* What this task involves
In the lines below, replace each occurrence of "Standard" with "Reference" and change nothing else.

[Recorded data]

◆ ◆ ◆

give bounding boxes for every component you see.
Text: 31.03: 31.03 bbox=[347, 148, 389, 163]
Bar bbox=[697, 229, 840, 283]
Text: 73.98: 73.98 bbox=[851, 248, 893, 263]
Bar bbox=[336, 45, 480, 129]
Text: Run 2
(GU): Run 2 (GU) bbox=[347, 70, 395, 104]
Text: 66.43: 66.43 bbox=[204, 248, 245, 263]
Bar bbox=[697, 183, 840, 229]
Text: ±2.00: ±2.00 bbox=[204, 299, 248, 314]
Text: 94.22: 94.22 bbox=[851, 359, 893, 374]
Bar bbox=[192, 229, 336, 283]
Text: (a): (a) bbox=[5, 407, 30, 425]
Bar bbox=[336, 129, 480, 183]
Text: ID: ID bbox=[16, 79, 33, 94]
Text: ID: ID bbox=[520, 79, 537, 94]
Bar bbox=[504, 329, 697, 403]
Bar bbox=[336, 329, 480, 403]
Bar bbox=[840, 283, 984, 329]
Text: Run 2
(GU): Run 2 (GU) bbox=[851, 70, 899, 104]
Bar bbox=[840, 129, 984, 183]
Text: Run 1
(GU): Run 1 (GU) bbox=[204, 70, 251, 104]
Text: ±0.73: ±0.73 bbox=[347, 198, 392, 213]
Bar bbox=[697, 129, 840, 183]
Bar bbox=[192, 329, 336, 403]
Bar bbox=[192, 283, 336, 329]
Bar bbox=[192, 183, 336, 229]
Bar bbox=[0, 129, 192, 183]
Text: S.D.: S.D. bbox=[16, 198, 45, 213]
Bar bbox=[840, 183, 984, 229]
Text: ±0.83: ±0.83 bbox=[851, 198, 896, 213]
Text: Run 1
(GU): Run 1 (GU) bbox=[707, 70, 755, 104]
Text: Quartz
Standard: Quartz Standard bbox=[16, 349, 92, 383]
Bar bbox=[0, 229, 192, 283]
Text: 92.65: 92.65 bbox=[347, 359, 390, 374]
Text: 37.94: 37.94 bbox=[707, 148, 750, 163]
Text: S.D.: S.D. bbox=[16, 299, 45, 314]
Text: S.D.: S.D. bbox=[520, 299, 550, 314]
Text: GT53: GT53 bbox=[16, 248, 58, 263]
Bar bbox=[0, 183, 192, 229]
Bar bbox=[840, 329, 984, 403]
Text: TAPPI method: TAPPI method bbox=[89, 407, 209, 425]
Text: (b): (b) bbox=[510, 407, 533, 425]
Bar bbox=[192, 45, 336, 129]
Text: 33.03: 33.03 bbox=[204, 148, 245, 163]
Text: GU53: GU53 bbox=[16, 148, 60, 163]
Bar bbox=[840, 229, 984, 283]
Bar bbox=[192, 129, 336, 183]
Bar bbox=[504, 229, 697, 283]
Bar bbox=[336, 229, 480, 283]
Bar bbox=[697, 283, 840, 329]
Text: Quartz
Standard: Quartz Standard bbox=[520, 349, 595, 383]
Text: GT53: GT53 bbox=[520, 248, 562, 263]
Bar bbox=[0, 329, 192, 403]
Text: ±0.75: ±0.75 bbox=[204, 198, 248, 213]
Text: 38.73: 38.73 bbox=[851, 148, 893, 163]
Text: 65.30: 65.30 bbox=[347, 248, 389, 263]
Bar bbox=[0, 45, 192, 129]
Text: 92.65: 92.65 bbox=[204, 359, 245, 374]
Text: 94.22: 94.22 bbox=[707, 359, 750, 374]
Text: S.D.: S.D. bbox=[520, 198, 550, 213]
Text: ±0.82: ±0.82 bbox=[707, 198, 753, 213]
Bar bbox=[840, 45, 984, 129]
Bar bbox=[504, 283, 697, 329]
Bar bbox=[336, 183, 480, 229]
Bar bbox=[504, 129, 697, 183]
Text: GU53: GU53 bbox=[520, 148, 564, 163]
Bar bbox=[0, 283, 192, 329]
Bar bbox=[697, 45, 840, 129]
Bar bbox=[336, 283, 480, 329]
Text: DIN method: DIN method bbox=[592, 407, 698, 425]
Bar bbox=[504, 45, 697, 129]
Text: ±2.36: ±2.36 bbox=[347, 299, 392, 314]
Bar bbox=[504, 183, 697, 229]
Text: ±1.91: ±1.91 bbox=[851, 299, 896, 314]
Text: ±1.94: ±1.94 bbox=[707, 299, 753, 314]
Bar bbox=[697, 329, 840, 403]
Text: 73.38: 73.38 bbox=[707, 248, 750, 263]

◆ ◆ ◆

* Final answer
give bounding boxes for every component you see.
Text: 31.03: 31.03 bbox=[347, 148, 389, 163]
Bar bbox=[697, 229, 840, 283]
Text: 73.98: 73.98 bbox=[851, 248, 893, 263]
Bar bbox=[336, 45, 480, 129]
Text: Run 2
(GU): Run 2 (GU) bbox=[347, 70, 395, 104]
Text: 66.43: 66.43 bbox=[204, 248, 245, 263]
Bar bbox=[697, 183, 840, 229]
Text: ±2.00: ±2.00 bbox=[204, 299, 248, 314]
Text: 94.22: 94.22 bbox=[851, 359, 893, 374]
Bar bbox=[192, 229, 336, 283]
Text: (a): (a) bbox=[5, 407, 30, 425]
Bar bbox=[336, 129, 480, 183]
Text: ID: ID bbox=[16, 79, 33, 94]
Text: ID: ID bbox=[520, 79, 537, 94]
Bar bbox=[504, 329, 697, 403]
Bar bbox=[336, 329, 480, 403]
Bar bbox=[840, 283, 984, 329]
Text: Run 2
(GU): Run 2 (GU) bbox=[851, 70, 899, 104]
Bar bbox=[840, 129, 984, 183]
Text: Run 1
(GU): Run 1 (GU) bbox=[204, 70, 251, 104]
Text: ±0.73: ±0.73 bbox=[347, 198, 392, 213]
Bar bbox=[697, 129, 840, 183]
Bar bbox=[192, 329, 336, 403]
Bar bbox=[192, 283, 336, 329]
Bar bbox=[192, 183, 336, 229]
Bar bbox=[0, 129, 192, 183]
Text: S.D.: S.D. bbox=[16, 198, 45, 213]
Bar bbox=[840, 183, 984, 229]
Text: ±0.83: ±0.83 bbox=[851, 198, 896, 213]
Text: Run 1
(GU): Run 1 (GU) bbox=[707, 70, 755, 104]
Text: Quartz
Reference: Quartz Reference bbox=[16, 349, 92, 383]
Bar bbox=[0, 229, 192, 283]
Text: 92.65: 92.65 bbox=[347, 359, 390, 374]
Text: 37.94: 37.94 bbox=[707, 148, 750, 163]
Text: S.D.: S.D. bbox=[16, 299, 45, 314]
Text: S.D.: S.D. bbox=[520, 299, 550, 314]
Text: GT53: GT53 bbox=[16, 248, 58, 263]
Bar bbox=[0, 183, 192, 229]
Bar bbox=[840, 329, 984, 403]
Text: TAPPI method: TAPPI method bbox=[89, 407, 209, 425]
Text: (b): (b) bbox=[510, 407, 533, 425]
Bar bbox=[192, 45, 336, 129]
Text: 33.03: 33.03 bbox=[204, 148, 245, 163]
Text: GU53: GU53 bbox=[16, 148, 60, 163]
Bar bbox=[840, 229, 984, 283]
Bar bbox=[192, 129, 336, 183]
Bar bbox=[504, 229, 697, 283]
Bar bbox=[336, 229, 480, 283]
Bar bbox=[697, 283, 840, 329]
Text: Quartz
Reference: Quartz Reference bbox=[520, 349, 595, 383]
Text: GT53: GT53 bbox=[520, 248, 562, 263]
Bar bbox=[0, 329, 192, 403]
Text: ±0.75: ±0.75 bbox=[204, 198, 248, 213]
Text: 38.73: 38.73 bbox=[851, 148, 893, 163]
Text: 65.30: 65.30 bbox=[347, 248, 389, 263]
Bar bbox=[0, 45, 192, 129]
Text: 92.65: 92.65 bbox=[204, 359, 245, 374]
Text: 94.22: 94.22 bbox=[707, 359, 750, 374]
Text: S.D.: S.D. bbox=[520, 198, 550, 213]
Text: ±0.82: ±0.82 bbox=[707, 198, 753, 213]
Bar bbox=[840, 45, 984, 129]
Bar bbox=[504, 283, 697, 329]
Bar bbox=[336, 183, 480, 229]
Bar bbox=[504, 129, 697, 183]
Text: GU53: GU53 bbox=[520, 148, 564, 163]
Bar bbox=[0, 283, 192, 329]
Bar bbox=[697, 45, 840, 129]
Bar bbox=[336, 283, 480, 329]
Text: DIN method: DIN method bbox=[592, 407, 698, 425]
Bar bbox=[504, 45, 697, 129]
Text: ±2.36: ±2.36 bbox=[347, 299, 392, 314]
Bar bbox=[504, 183, 697, 229]
Text: ±1.91: ±1.91 bbox=[851, 299, 896, 314]
Text: ±1.94: ±1.94 bbox=[707, 299, 753, 314]
Bar bbox=[697, 329, 840, 403]
Text: 73.38: 73.38 bbox=[707, 248, 750, 263]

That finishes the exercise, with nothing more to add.